§ **What the task asks**: Copy the material that follows word for word and omit its pictures.

# # #

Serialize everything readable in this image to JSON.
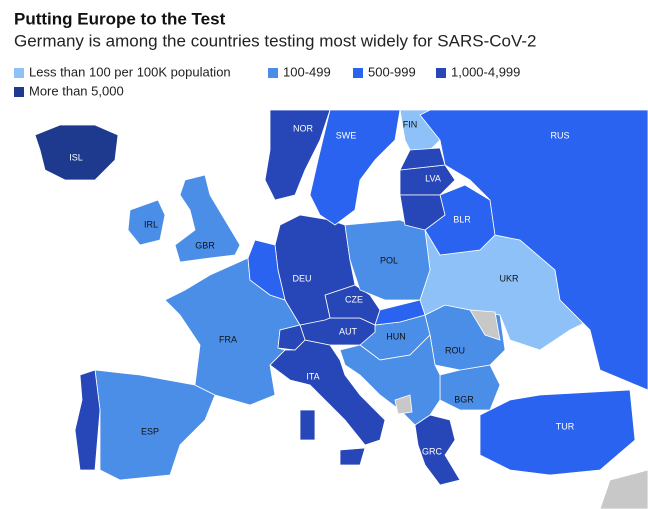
{
  "title": "Putting Europe to the Test",
  "subtitle": "Germany is among the countries testing most widely for SARS-CoV-2",
  "legend": [
    {
      "label": "Less than 100 per 100K population",
      "color": "#8dc1f8"
    },
    {
      "label": "100-499",
      "color": "#4b8ee8"
    },
    {
      "label": "500-999",
      "color": "#2a63f0"
    },
    {
      "label": "1,000-4,999",
      "color": "#2746b8"
    },
    {
      "label": "More than 5,000",
      "color": "#1d3a8e"
    }
  ],
  "regions": [
    {
      "label": "RUS",
      "legend": 2
    },
    {
      "label": "FIN",
      "legend": 0
    },
    {
      "label": "NOR",
      "legend": 3
    },
    {
      "label": "SWE",
      "legend": 2
    },
    {
      "label": "ISL",
      "legend": 4
    },
    {
      "label": "IRL",
      "legend": 1
    },
    {
      "label": "GBR",
      "legend": 1
    },
    {
      "label": "LVA",
      "legend": 3
    },
    {
      "label": "BLR",
      "legend": 2
    },
    {
      "label": "POL",
      "legend": 1
    },
    {
      "label": "DEU",
      "legend": 3
    },
    {
      "label": "FRA",
      "legend": 1
    },
    {
      "label": "CZE",
      "legend": 3
    },
    {
      "label": "AUT",
      "legend": 3
    },
    {
      "label": "HUN",
      "legend": 1
    },
    {
      "label": "UKR",
      "legend": 0
    },
    {
      "label": "ROU",
      "legend": 1
    },
    {
      "label": "BGR",
      "legend": 1
    },
    {
      "label": "ITA",
      "legend": 3
    },
    {
      "label": "GRC",
      "legend": 3
    },
    {
      "label": "TUR",
      "legend": 2
    },
    {
      "label": "ESP",
      "legend": 1
    }
  ]
}
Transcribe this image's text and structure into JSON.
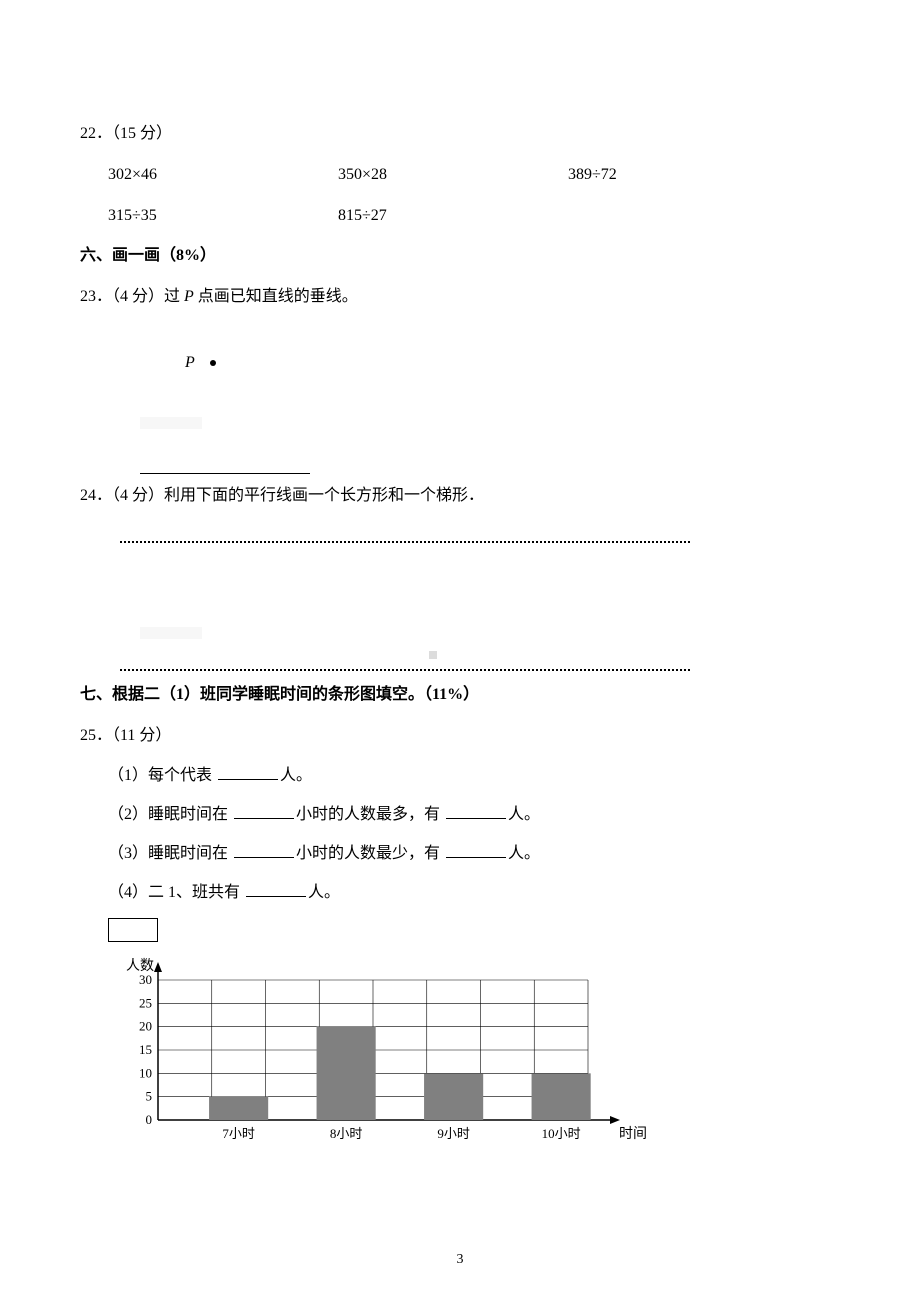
{
  "q22": {
    "number": "22．（15 分）",
    "expr1": "302×46",
    "expr2": "350×28",
    "expr3": "389÷72",
    "expr4": "315÷35",
    "expr5": "815÷27"
  },
  "section6": "六、画一画（8%）",
  "q23": {
    "text_before": "23．（4 分）过 ",
    "var": "P",
    "text_after": " 点画已知直线的垂线。",
    "point_label": "P"
  },
  "q24": {
    "text": "24．（4 分）利用下面的平行线画一个长方形和一个梯形．"
  },
  "section7": "七、根据二（1）班同学睡眠时间的条形图填空。（11%）",
  "q25": {
    "number": "25．（11 分）",
    "sub1_a": "（1）每个代表 ",
    "sub1_b": "人。",
    "sub2_a": "（2）睡眠时间在 ",
    "sub2_b": "小时的人数最多，有 ",
    "sub2_c": "人。",
    "sub3_a": "（3）睡眠时间在 ",
    "sub3_b": "小时的人数最少，有 ",
    "sub3_c": "人。",
    "sub4_a": "（4）二 1、班共有 ",
    "sub4_b": "人。"
  },
  "chart": {
    "type": "bar",
    "y_label": "人数",
    "x_label": "时间",
    "categories": [
      "7小时",
      "8小时",
      "9小时",
      "10小时"
    ],
    "values": [
      5,
      20,
      10,
      10
    ],
    "y_ticks": [
      0,
      5,
      10,
      15,
      20,
      25,
      30
    ],
    "ylim": [
      0,
      30
    ],
    "bar_color": "#808080",
    "grid_color": "#000000",
    "background_color": "#ffffff",
    "axis_color": "#000000",
    "label_fontsize": 14,
    "tick_fontsize": 13,
    "bar_width_ratio": 0.55
  },
  "page_number": "3"
}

# # #

§ **Reply to the task**:
Serialize everything readable in this image to JSON.
{
  "title": "Putting Europe to the Test",
  "subtitle": "Germany is among the countries testing most widely for SARS-CoV-2",
  "legend": [
    {
      "label": "Less than 100 per 100K population",
      "color": "#8dc1f8"
    },
    {
      "label": "100-499",
      "color": "#4b8ee8"
    },
    {
      "label": "500-999",
      "color": "#2a63f0"
    },
    {
      "label": "1,000-4,999",
      "color": "#2746b8"
    },
    {
      "label": "More than 5,000",
      "color": "#1d3a8e"
    }
  ],
  "regions": [
    {
      "label": "RUS",
      "legend": 2
    },
    {
      "label": "FIN",
      "legend": 0
    },
    {
      "label": "NOR",
      "legend": 3
    },
    {
      "label": "SWE",
      "legend": 2
    },
    {
      "label": "ISL",
      "legend": 4
    },
    {
      "label": "IRL",
      "legend": 1
    },
    {
      "label": "GBR",
      "legend": 1
    },
    {
      "label": "LVA",
      "legend": 3
    },
    {
      "label": "BLR",
      "legend": 2
    },
    {
      "label": "POL",
      "legend": 1
    },
    {
      "label": "DEU",
      "legend": 3
    },
    {
      "label": "FRA",
      "legend": 1
    },
    {
      "label": "CZE",
      "legend": 3
    },
    {
      "label": "AUT",
      "legend": 3
    },
    {
      "label": "HUN",
      "legend": 1
    },
    {
      "label": "UKR",
      "legend": 0
    },
    {
      "label": "ROU",
      "legend": 1
    },
    {
      "label": "BGR",
      "legend": 1
    },
    {
      "label": "ITA",
      "legend": 3
    },
    {
      "label": "GRC",
      "legend": 3
    },
    {
      "label": "TUR",
      "legend": 2
    },
    {
      "label": "ESP",
      "legend": 1
    }
  ]
}
Transcribe this image's text and structure into JSON.
{
  "q22": {
    "number": "22．（15 分）",
    "expr1": "302×46",
    "expr2": "350×28",
    "expr3": "389÷72",
    "expr4": "315÷35",
    "expr5": "815÷27"
  },
  "section6": "六、画一画（8%）",
  "q23": {
    "text_before": "23．（4 分）过 ",
    "var": "P",
    "text_after": " 点画已知直线的垂线。",
    "point_label": "P"
  },
  "q24": {
    "text": "24．（4 分）利用下面的平行线画一个长方形和一个梯形．"
  },
  "section7": "七、根据二（1）班同学睡眠时间的条形图填空。（11%）",
  "q25": {
    "number": "25．（11 分）",
    "sub1_a": "（1）每个代表 ",
    "sub1_b": "人。",
    "sub2_a": "（2）睡眠时间在 ",
    "sub2_b": "小时的人数最多，有 ",
    "sub2_c": "人。",
    "sub3_a": "（3）睡眠时间在 ",
    "sub3_b": "小时的人数最少，有 ",
    "sub3_c": "人。",
    "sub4_a": "（4）二 1、班共有 ",
    "sub4_b": "人。"
  },
  "chart": {
    "type": "bar",
    "y_label": "人数",
    "x_label": "时间",
    "categories": [
      "7小时",
      "8小时",
      "9小时",
      "10小时"
    ],
    "values": [
      5,
      20,
      10,
      10
    ],
    "y_ticks": [
      0,
      5,
      10,
      15,
      20,
      25,
      30
    ],
    "ylim": [
      0,
      30
    ],
    "bar_color": "#808080",
    "grid_color": "#000000",
    "background_color": "#ffffff",
    "axis_color": "#000000",
    "label_fontsize": 14,
    "tick_fontsize": 13,
    "bar_width_ratio": 0.55
  },
  "page_number": "3"
}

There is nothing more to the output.